--- The request ---
Tally the lines containing "jeunes" and report the number alone.

Extracted data entries:
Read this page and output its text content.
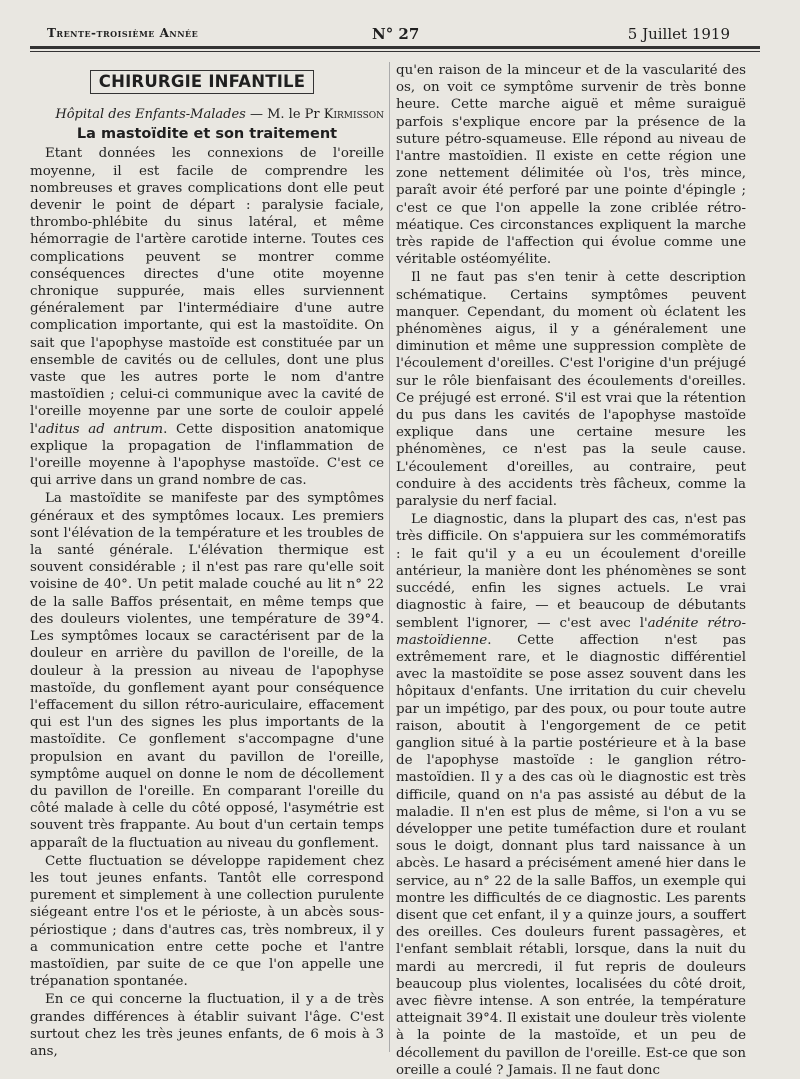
Trente-troisième Année	N° 27	5 Juillet 1919
CHIRURGIE INFANTILE
Hôpital des Enfants-Malades — M. le Pr Kirmisson
La mastoïdite et son traitement

Etant données les connexions de l'oreille moyenne, il est facile de comprendre les nombreuses et graves complications dont elle peut devenir le point de départ : paralysie faciale, thrombo-phlébite du sinus latéral, et même hémorragie de l'artère carotide interne. Toutes ces complications peuvent se montrer comme conséquences directes d'une otite moyenne chronique suppurée, mais elles surviennent généralement par l'intermédiaire d'une autre complication importante, qui est la mastoïdite. On sait que l'apophyse mastoïde est constituée par un ensemble de cavités ou de cellules, dont une plus vaste que les autres porte le nom d'antre mastoïdien ; celui-ci communique avec la cavité de l'oreille moyenne par une sorte de couloir appelé l'aditus ad antrum. Cette disposition anatomique explique la propagation de l'inflammation de l'oreille moyenne à l'apophyse mastoïde. C'est ce qui arrive dans un grand nombre de cas.

La mastoïdite se manifeste par des symptômes généraux et des symptômes locaux. Les premiers sont l'élévation de la température et les troubles de la santé générale. L'élévation thermique est souvent considérable ; il n'est pas rare qu'elle soit voisine de 40°. Un petit malade couché au lit n° 22 de la salle Baffos présentait, en même temps que des douleurs violentes, une température de 39°4. Les symptômes locaux se caractérisent par de la douleur en arrière du pavillon de l'oreille, de la douleur à la pression au niveau de l'apophyse mastoïde, du gonflement ayant pour conséquence l'effacement du sillon rétro-auriculaire, effacement qui est l'un des signes les plus importants de la mastoïdite. Ce gonflement s'accompagne d'une propulsion en avant du pavillon de l'oreille, symptôme auquel on donne le nom de décollement du pavillon de l'oreille. En comparant l'oreille du côté malade à celle du côté opposé, l'asymétrie est souvent très frappante. Au bout d'un certain temps apparaît de la fluctuation au niveau du gonflement.

Cette fluctuation se développe rapidement chez les tout jeunes enfants. Tantôt elle correspond purement et simplement à une collection purulente siégeant entre l'os et le périoste, à un abcès sous-périostique ; dans d'autres cas, très nombreux, il y a communication entre cette poche et l'antre mastoïdien, par suite de ce que l'on appelle une trépanation spontanée.

En ce qui concerne la fluctuation, il y a de très grandes différences à établir suivant l'âge. C'est surtout chez les très jeunes enfants, de 6 mois à 3 ans,

qu'en raison de la minceur et de la vascularité des os, on voit ce symptôme survenir de très bonne heure. Cette marche aiguë et même suraiguë parfois s'explique encore par la présence de la suture pétro-squameuse. Elle répond au niveau de l'antre mastoïdien. Il existe en cette région une zone nettement délimitée où l'os, très mince, paraît avoir été perforé par une pointe d'épingle ; c'est ce que l'on appelle la zone criblée rétro-méatique. Ces circonstances expliquent la marche très rapide de l'affection qui évolue comme une véritable ostéomyélite.

Il ne faut pas s'en tenir à cette description schématique. Certains symptômes peuvent manquer. Cependant, du moment où éclatent les phénomènes aigus, il y a généralement une diminution et même une suppression complète de l'écoulement d'oreilles. C'est l'origine d'un préjugé sur le rôle bienfaisant des écoulements d'oreilles. Ce préjugé est erroné. S'il est vrai que la rétention du pus dans les cavités de l'apophyse mastoïde explique dans une certaine mesure les phénomènes, ce n'est pas la seule cause. L'écoulement d'oreilles, au contraire, peut conduire à des accidents très fâcheux, comme la paralysie du nerf facial.

Le diagnostic, dans la plupart des cas, n'est pas très difficile. On s'appuiera sur les commémoratifs : le fait qu'il y a eu un écoulement d'oreille antérieur, la manière dont les phénomènes se sont succédé, enfin les signes actuels. Le vrai diagnostic à faire, — et beaucoup de débutants semblent l'ignorer, — c'est avec l'adénite rétro-mastoïdienne. Cette affection n'est pas extrêmement rare, et le diagnostic différentiel avec la mastoïdite se pose assez souvent dans les hôpitaux d'enfants. Une irritation du cuir chevelu par un impétigo, par des poux, ou pour toute autre raison, aboutit à l'engorgement de ce petit ganglion situé à la partie postérieure et à la base de l'apophyse mastoïde : le ganglion rétro-mastoïdien. Il y a des cas où le diagnostic est très difficile, quand on n'a pas assisté au début de la maladie. Il n'en est plus de même, si l'on a vu se développer une petite tuméfaction dure et roulant sous le doigt, donnant plus tard naissance à un abcès. Le hasard a précisément amené hier dans le service, au n° 22 de la salle Baffos, un exemple qui montre les difficultés de ce diagnostic. Les parents disent que cet enfant, il y a quinze jours, a souffert des oreilles. Ces douleurs furent passagères, et l'enfant semblait rétabli, lorsque, dans la nuit du mardi au mercredi, il fut repris de douleurs beaucoup plus violentes, localisées du côté droit, avec fièvre intense. A son entrée, la température atteignait 39°4. Il existait une douleur très violente à la pointe de la mastoïde, et un peu de décollement du pavillon de l'oreille. Est-ce que son oreille a coulé ? Jamais. Il ne faut donc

--- Solution to the exercise ---
2